§ **DIRECTIVE**
Write out each line of the material again, word for word.

Collection entries:
--- begin ---
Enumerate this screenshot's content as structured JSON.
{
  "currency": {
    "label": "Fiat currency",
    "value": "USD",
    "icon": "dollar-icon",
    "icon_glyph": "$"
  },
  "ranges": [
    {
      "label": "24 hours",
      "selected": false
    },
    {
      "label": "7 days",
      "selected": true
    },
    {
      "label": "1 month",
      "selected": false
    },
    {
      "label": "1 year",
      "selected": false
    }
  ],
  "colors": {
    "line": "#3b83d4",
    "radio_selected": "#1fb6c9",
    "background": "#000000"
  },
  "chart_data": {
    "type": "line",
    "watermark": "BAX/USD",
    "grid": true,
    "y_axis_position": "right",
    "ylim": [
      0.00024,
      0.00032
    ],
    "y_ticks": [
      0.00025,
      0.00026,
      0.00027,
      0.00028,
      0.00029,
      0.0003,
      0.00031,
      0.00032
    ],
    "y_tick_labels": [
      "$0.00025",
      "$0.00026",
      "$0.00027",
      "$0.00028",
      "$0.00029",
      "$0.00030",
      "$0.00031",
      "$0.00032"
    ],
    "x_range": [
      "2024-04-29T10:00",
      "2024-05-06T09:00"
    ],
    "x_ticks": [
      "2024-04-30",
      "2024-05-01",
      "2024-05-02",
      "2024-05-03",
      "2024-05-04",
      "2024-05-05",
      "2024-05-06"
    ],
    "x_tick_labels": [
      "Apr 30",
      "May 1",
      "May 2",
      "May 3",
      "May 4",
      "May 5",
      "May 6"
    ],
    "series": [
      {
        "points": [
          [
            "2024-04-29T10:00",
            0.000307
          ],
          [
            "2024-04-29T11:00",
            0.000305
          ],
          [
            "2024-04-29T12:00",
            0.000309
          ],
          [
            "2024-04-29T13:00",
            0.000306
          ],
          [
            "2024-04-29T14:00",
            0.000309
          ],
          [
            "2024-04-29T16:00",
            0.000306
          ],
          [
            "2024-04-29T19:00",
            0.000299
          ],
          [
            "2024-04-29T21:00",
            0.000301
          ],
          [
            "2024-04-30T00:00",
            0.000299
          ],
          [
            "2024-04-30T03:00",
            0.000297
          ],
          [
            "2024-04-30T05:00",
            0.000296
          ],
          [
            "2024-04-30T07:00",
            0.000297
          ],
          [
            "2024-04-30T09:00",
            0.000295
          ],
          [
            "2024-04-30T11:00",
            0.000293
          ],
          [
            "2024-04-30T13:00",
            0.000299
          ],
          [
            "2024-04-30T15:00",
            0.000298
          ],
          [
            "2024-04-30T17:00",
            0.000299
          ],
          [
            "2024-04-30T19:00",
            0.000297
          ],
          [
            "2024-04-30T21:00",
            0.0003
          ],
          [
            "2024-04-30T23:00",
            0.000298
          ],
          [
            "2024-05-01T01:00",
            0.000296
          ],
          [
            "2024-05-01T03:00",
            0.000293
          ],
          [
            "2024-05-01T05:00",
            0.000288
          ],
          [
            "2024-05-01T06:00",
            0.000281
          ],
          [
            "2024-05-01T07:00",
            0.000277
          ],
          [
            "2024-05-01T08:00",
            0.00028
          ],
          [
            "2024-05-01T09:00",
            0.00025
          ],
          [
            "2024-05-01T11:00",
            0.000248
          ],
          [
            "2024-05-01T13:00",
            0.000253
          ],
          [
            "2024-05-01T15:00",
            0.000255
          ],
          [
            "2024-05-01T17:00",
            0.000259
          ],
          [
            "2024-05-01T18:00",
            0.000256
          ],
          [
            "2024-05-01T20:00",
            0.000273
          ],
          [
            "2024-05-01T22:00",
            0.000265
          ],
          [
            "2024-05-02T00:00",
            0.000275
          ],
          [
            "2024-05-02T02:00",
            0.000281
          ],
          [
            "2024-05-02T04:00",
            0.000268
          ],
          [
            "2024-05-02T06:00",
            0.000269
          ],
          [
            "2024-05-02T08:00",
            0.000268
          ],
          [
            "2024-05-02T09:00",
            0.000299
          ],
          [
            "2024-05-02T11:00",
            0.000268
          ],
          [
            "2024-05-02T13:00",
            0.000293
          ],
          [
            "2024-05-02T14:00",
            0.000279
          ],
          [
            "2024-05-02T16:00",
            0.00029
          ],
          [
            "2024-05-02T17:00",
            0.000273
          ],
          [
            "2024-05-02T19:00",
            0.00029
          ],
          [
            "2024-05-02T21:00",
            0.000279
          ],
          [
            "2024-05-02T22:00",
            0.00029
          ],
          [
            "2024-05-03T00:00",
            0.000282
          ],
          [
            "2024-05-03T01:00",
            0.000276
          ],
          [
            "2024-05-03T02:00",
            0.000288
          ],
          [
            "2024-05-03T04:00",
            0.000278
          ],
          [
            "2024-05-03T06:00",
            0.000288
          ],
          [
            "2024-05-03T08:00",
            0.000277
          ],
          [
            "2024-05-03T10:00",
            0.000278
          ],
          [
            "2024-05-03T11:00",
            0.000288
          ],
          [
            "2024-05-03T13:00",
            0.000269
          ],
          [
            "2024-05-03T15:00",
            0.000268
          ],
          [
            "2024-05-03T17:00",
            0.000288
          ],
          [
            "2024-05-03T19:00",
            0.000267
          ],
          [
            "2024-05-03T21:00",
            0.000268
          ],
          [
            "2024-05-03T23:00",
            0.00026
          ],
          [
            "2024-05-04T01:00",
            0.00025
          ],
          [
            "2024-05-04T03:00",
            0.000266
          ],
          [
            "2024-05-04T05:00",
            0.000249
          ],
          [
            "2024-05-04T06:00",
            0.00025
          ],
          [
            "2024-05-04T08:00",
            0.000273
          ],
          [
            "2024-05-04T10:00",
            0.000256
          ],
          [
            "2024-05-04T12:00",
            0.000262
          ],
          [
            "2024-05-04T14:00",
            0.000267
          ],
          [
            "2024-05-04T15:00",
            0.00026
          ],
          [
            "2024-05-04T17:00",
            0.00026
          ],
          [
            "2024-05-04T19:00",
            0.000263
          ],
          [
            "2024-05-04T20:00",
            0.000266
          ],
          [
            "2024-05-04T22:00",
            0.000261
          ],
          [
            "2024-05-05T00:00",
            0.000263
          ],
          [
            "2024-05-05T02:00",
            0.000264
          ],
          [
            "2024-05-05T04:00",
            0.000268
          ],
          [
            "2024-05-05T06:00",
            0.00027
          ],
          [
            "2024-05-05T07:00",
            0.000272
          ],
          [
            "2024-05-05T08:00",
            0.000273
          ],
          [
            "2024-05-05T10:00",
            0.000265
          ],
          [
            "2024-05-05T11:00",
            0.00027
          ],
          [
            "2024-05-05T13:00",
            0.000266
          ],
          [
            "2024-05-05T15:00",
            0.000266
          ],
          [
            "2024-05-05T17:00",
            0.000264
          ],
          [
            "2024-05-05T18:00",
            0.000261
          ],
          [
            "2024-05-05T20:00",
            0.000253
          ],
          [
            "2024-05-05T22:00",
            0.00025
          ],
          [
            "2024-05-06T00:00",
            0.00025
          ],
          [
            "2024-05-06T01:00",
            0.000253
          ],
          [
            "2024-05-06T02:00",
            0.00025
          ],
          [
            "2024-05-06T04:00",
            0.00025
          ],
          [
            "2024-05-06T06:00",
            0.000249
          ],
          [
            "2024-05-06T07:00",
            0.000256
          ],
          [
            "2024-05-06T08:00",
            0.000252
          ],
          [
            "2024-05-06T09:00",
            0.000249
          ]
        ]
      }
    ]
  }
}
--- end ---
§ **RIGHT ANSWER**
Enumerate this screenshot's content as structured JSON.
{
  "currency": {
    "label": "Fiat currency",
    "value": "USD",
    "icon": "dollar-icon",
    "icon_glyph": "$"
  },
  "ranges": [
    {
      "label": "24 hours",
      "selected": false
    },
    {
      "label": "7 days",
      "selected": true
    },
    {
      "label": "1 month",
      "selected": false
    },
    {
      "label": "1 year",
      "selected": false
    }
  ],
  "colors": {
    "line": "#3b83d4",
    "radio_selected": "#1fb6c9",
    "background": "#000000"
  },
  "chart_data": {
    "type": "line",
    "watermark": "BAX/USD",
    "grid": true,
    "y_axis_position": "right",
    "ylim": [
      0.00024,
      0.00032
    ],
    "y_ticks": [
      0.00025,
      0.00026,
      0.00027,
      0.00028,
      0.00029,
      0.0003,
      0.00031,
      0.00032
    ],
    "y_tick_labels": [
      "$0.00025",
      "$0.00026",
      "$0.00027",
      "$0.00028",
      "$0.00029",
      "$0.00030",
      "$0.00031",
      "$0.00032"
    ],
    "x_range": [
      "2024-04-29T10:00",
      "2024-05-06T09:00"
    ],
    "x_ticks": [
      "2024-04-30",
      "2024-05-01",
      "2024-05-02",
      "2024-05-03",
      "2024-05-04",
      "2024-05-05",
      "2024-05-06"
    ],
    "x_tick_labels": [
      "Apr 30",
      "May 1",
      "May 2",
      "May 3",
      "May 4",
      "May 5",
      "May 6"
    ],
    "series": [
      {
        "points": [
          [
            "2024-04-29T10:00",
            0.000307
          ],
          [
            "2024-04-29T11:00",
            0.000305
          ],
          [
            "2024-04-29T12:00",
            0.000309
          ],
          [
            "2024-04-29T13:00",
            0.000306
          ],
          [
            "2024-04-29T14:00",
            0.000309
          ],
          [
            "2024-04-29T16:00",
            0.000306
          ],
          [
            "2024-04-29T19:00",
            0.000299
          ],
          [
            "2024-04-29T21:00",
            0.000301
          ],
          [
            "2024-04-30T00:00",
            0.000299
          ],
          [
            "2024-04-30T03:00",
            0.000297
          ],
          [
            "2024-04-30T05:00",
            0.000296
          ],
          [
            "2024-04-30T07:00",
            0.000297
          ],
          [
            "2024-04-30T09:00",
            0.000295
          ],
          [
            "2024-04-30T11:00",
            0.000293
          ],
          [
            "2024-04-30T13:00",
            0.000299
          ],
          [
            "2024-04-30T15:00",
            0.000298
          ],
          [
            "2024-04-30T17:00",
            0.000299
          ],
          [
            "2024-04-30T19:00",
            0.000297
          ],
          [
            "2024-04-30T21:00",
            0.0003
          ],
          [
            "2024-04-30T23:00",
            0.000298
          ],
          [
            "2024-05-01T01:00",
            0.000296
          ],
          [
            "2024-05-01T03:00",
            0.000293
          ],
          [
            "2024-05-01T05:00",
            0.000288
          ],
          [
            "2024-05-01T06:00",
            0.000281
          ],
          [
            "2024-05-01T07:00",
            0.000277
          ],
          [
            "2024-05-01T08:00",
            0.00028
          ],
          [
            "2024-05-01T09:00",
            0.00025
          ],
          [
            "2024-05-01T11:00",
            0.000248
          ],
          [
            "2024-05-01T13:00",
            0.000253
          ],
          [
            "2024-05-01T15:00",
            0.000255
          ],
          [
            "2024-05-01T17:00",
            0.000259
          ],
          [
            "2024-05-01T18:00",
            0.000256
          ],
          [
            "2024-05-01T20:00",
            0.000273
          ],
          [
            "2024-05-01T22:00",
            0.000265
          ],
          [
            "2024-05-02T00:00",
            0.000275
          ],
          [
            "2024-05-02T02:00",
            0.000281
          ],
          [
            "2024-05-02T04:00",
            0.000268
          ],
          [
            "2024-05-02T06:00",
            0.000269
          ],
          [
            "2024-05-02T08:00",
            0.000268
          ],
          [
            "2024-05-02T09:00",
            0.000299
          ],
          [
            "2024-05-02T11:00",
            0.000268
          ],
          [
            "2024-05-02T13:00",
            0.000293
          ],
          [
            "2024-05-02T14:00",
            0.000279
          ],
          [
            "2024-05-02T16:00",
            0.00029
          ],
          [
            "2024-05-02T17:00",
            0.000273
          ],
          [
            "2024-05-02T19:00",
            0.00029
          ],
          [
            "2024-05-02T21:00",
            0.000279
          ],
          [
            "2024-05-02T22:00",
            0.00029
          ],
          [
            "2024-05-03T00:00",
            0.000282
          ],
          [
            "2024-05-03T01:00",
            0.000276
          ],
          [
            "2024-05-03T02:00",
            0.000288
          ],
          [
            "2024-05-03T04:00",
            0.000278
          ],
          [
            "2024-05-03T06:00",
            0.000288
          ],
          [
            "2024-05-03T08:00",
            0.000277
          ],
          [
            "2024-05-03T10:00",
            0.000278
          ],
          [
            "2024-05-03T11:00",
            0.000288
          ],
          [
            "2024-05-03T13:00",
            0.000269
          ],
          [
            "2024-05-03T15:00",
            0.000268
          ],
          [
            "2024-05-03T17:00",
            0.000288
          ],
          [
            "2024-05-03T19:00",
            0.000267
          ],
          [
            "2024-05-03T21:00",
            0.000268
          ],
          [
            "2024-05-03T23:00",
            0.00026
          ],
          [
            "2024-05-04T01:00",
            0.00025
          ],
          [
            "2024-05-04T03:00",
            0.000266
          ],
          [
            "2024-05-04T05:00",
            0.000249
          ],
          [
            "2024-05-04T06:00",
            0.00025
          ],
          [
            "2024-05-04T08:00",
            0.000273
          ],
          [
            "2024-05-04T10:00",
            0.000256
          ],
          [
            "2024-05-04T12:00",
            0.000262
          ],
          [
            "2024-05-04T14:00",
            0.000267
          ],
          [
            "2024-05-04T15:00",
            0.00026
          ],
          [
            "2024-05-04T17:00",
            0.00026
          ],
          [
            "2024-05-04T19:00",
            0.000263
          ],
          [
            "2024-05-04T20:00",
            0.000266
          ],
          [
            "2024-05-04T22:00",
            0.000261
          ],
          [
            "2024-05-05T00:00",
            0.000263
          ],
          [
            "2024-05-05T02:00",
            0.000264
          ],
          [
            "2024-05-05T04:00",
            0.000268
          ],
          [
            "2024-05-05T06:00",
            0.00027
          ],
          [
            "2024-05-05T07:00",
            0.000272
          ],
          [
            "2024-05-05T08:00",
            0.000273
          ],
          [
            "2024-05-05T10:00",
            0.000265
          ],
          [
            "2024-05-05T11:00",
            0.00027
          ],
          [
            "2024-05-05T13:00",
            0.000266
          ],
          [
            "2024-05-05T15:00",
            0.000266
          ],
          [
            "2024-05-05T17:00",
            0.000264
          ],
          [
            "2024-05-05T18:00",
            0.000261
          ],
          [
            "2024-05-05T20:00",
            0.000253
          ],
          [
            "2024-05-05T22:00",
            0.00025
          ],
          [
            "2024-05-06T00:00",
            0.00025
          ],
          [
            "2024-05-06T01:00",
            0.000253
          ],
          [
            "2024-05-06T02:00",
            0.00025
          ],
          [
            "2024-05-06T04:00",
            0.00025
          ],
          [
            "2024-05-06T06:00",
            0.000249
          ],
          [
            "2024-05-06T07:00",
            0.000256
          ],
          [
            "2024-05-06T08:00",
            0.000252
          ],
          [
            "2024-05-06T09:00",
            0.000249
          ]
        ]
      }
    ]
  }
}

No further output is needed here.